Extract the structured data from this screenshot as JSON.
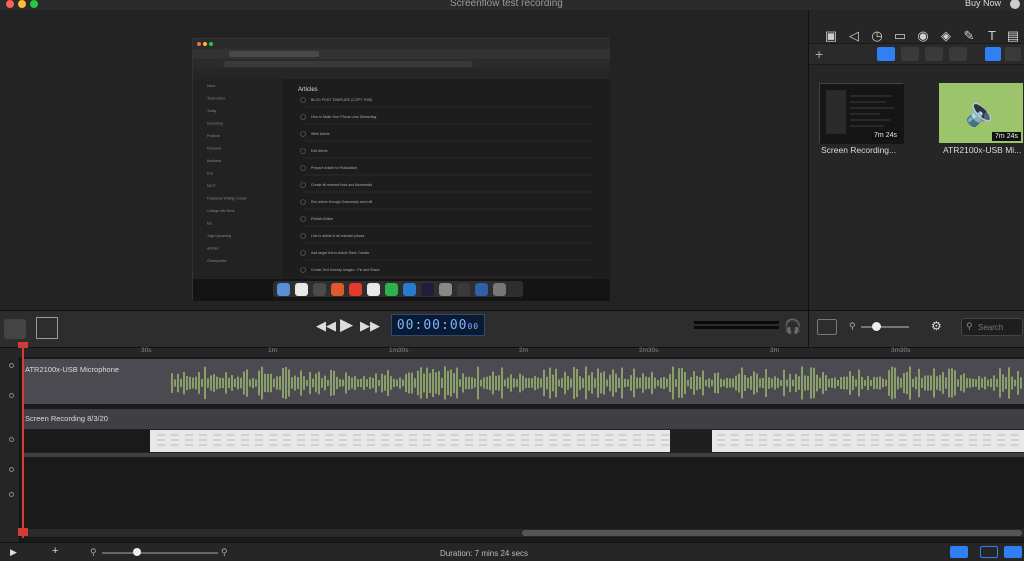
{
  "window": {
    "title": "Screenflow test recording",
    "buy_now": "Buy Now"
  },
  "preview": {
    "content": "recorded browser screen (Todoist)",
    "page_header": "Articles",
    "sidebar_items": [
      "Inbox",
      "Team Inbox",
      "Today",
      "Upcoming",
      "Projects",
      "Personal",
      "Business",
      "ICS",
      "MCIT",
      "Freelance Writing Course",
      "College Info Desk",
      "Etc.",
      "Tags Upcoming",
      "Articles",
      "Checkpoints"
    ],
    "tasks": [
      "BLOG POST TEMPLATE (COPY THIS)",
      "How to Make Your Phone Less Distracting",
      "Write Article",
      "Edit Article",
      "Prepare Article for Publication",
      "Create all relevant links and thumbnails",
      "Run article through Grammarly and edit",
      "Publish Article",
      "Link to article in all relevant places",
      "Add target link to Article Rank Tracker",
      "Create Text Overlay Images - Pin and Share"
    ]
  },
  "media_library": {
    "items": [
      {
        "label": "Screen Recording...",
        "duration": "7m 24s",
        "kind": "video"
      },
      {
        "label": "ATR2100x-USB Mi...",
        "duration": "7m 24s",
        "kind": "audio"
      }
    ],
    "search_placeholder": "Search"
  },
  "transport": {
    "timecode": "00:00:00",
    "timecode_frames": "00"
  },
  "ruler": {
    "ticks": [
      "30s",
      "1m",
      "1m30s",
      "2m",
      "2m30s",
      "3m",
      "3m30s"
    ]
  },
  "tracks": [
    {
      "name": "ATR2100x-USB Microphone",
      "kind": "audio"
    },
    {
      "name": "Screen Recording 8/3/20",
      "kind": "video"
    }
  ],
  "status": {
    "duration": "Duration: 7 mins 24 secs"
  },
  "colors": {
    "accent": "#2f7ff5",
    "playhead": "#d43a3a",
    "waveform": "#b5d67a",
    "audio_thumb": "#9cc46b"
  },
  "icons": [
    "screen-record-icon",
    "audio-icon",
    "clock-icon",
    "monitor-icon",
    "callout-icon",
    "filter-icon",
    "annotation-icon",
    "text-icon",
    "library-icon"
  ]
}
##########
**Instruction:** Find the lines above that include the string "relevant" and copy them.

**Result of this task:**
      "Create all relevant links and thumbnails",
      "Link to article in all relevant places",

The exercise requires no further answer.